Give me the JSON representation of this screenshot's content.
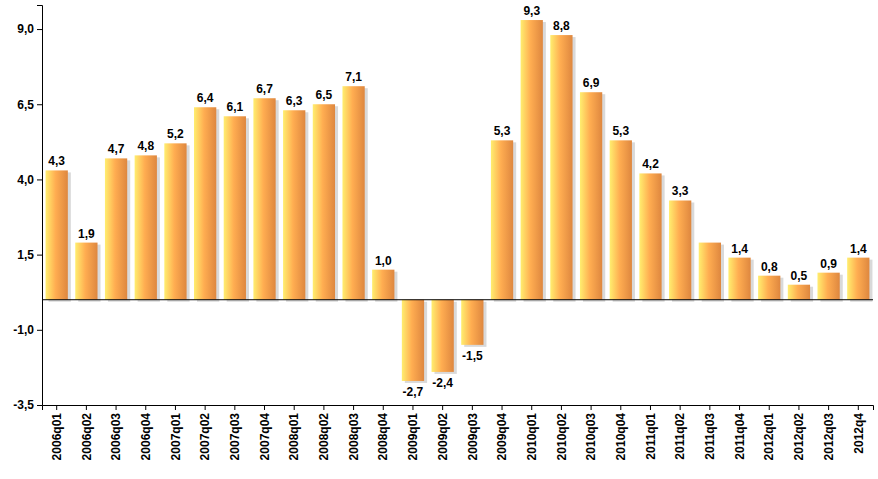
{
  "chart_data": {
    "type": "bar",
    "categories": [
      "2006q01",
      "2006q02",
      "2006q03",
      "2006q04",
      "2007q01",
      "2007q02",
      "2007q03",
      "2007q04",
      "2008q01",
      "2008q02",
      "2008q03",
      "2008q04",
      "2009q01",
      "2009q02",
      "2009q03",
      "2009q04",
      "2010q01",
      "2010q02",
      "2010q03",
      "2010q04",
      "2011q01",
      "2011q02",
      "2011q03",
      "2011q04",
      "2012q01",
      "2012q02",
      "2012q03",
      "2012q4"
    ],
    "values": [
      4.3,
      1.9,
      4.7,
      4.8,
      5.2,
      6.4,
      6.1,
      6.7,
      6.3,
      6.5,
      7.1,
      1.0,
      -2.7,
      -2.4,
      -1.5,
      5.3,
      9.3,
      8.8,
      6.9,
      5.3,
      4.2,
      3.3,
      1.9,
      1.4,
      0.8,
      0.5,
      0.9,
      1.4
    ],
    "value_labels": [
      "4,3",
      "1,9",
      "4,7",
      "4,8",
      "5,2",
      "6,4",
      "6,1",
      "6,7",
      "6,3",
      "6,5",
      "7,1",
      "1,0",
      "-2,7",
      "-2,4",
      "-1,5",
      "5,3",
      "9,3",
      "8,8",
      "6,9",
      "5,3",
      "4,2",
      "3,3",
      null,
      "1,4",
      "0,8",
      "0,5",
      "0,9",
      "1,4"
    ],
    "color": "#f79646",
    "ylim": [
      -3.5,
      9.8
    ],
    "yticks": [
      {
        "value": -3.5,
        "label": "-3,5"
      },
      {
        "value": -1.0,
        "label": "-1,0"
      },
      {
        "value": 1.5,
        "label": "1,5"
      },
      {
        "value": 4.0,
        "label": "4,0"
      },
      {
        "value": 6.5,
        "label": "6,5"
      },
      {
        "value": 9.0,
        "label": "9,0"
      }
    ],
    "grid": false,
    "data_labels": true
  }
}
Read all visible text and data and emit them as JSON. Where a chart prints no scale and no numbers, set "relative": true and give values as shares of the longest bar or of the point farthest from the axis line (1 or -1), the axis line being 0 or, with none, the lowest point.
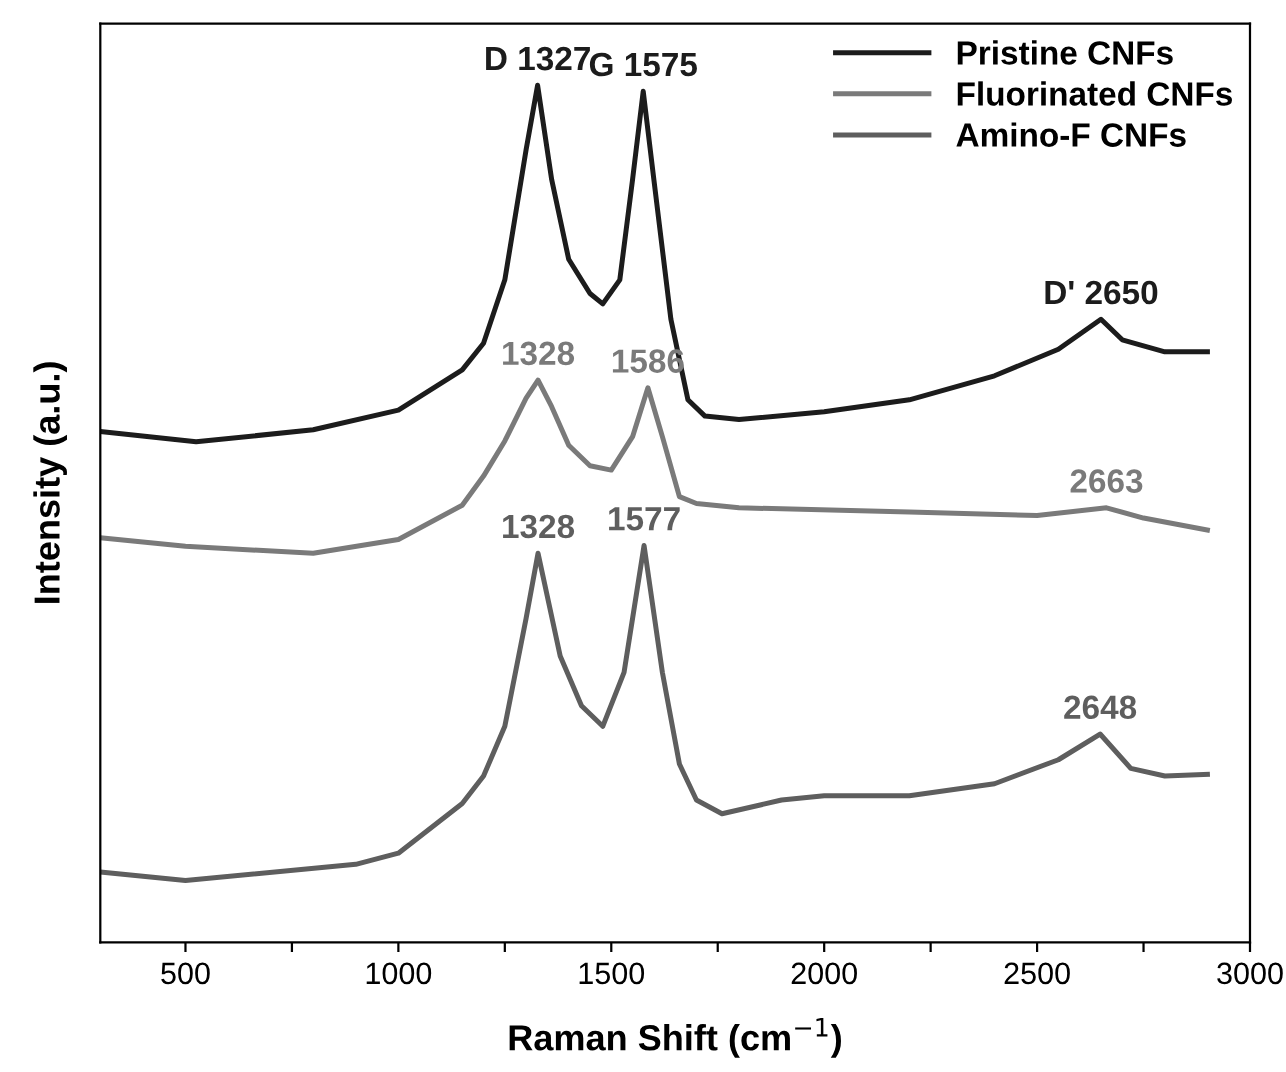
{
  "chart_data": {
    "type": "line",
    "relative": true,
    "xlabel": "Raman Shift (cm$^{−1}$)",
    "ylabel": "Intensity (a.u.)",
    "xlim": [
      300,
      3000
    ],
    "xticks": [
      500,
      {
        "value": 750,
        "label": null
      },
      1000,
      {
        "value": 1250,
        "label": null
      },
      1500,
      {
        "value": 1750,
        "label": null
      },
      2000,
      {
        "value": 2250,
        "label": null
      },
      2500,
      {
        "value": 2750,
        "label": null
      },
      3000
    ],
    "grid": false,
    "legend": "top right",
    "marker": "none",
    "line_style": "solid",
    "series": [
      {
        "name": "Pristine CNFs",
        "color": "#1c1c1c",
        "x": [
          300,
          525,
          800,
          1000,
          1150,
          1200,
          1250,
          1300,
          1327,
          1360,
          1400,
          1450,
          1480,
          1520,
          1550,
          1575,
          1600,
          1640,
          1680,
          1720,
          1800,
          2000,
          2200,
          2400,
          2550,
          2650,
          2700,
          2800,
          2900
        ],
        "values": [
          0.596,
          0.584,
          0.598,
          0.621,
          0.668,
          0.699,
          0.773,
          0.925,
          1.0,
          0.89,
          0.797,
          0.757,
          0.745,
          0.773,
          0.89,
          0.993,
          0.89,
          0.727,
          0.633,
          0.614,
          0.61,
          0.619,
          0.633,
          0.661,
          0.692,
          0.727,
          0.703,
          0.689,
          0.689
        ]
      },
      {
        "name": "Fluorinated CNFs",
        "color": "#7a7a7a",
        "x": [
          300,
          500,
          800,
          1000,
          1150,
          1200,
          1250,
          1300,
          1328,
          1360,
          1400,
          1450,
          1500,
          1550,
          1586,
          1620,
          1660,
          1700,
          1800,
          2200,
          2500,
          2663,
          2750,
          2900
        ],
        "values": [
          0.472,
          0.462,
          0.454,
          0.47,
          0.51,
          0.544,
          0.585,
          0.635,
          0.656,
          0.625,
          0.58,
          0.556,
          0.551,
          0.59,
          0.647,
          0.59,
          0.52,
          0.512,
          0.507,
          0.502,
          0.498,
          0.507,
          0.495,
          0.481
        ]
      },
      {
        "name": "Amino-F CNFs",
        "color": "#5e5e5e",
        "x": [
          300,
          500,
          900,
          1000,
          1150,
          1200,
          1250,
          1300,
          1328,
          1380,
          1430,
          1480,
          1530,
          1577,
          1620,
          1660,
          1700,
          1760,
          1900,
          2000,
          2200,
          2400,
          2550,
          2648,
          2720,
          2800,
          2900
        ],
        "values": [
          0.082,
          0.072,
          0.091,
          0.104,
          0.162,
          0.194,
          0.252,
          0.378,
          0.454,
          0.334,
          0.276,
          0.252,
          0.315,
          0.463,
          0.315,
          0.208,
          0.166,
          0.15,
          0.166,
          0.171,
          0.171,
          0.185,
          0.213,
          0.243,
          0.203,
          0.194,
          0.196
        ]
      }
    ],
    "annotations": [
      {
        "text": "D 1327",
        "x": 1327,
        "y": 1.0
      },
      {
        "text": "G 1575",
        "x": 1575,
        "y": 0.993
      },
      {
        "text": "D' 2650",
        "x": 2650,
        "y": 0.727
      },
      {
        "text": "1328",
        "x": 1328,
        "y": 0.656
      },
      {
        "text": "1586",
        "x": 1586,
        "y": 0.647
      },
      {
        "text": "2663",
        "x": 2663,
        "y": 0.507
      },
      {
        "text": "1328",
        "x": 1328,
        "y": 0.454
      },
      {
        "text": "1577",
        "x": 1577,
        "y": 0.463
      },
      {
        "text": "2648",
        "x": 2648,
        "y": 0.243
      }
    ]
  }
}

_ _ _ _ _

## Short exercise:
Whichever lines contain the string "true", select and copy them.

## Response below:
    "data_labels": true
Read all visible text and data and emit them as JSON. Where a chart prints no scale and no numbers, set "relative": true and give values as shares of the longest bar or of the point farthest from the axis line (1 or -1), the axis line being 0 or, with none, the lowest point.
    "relative": true,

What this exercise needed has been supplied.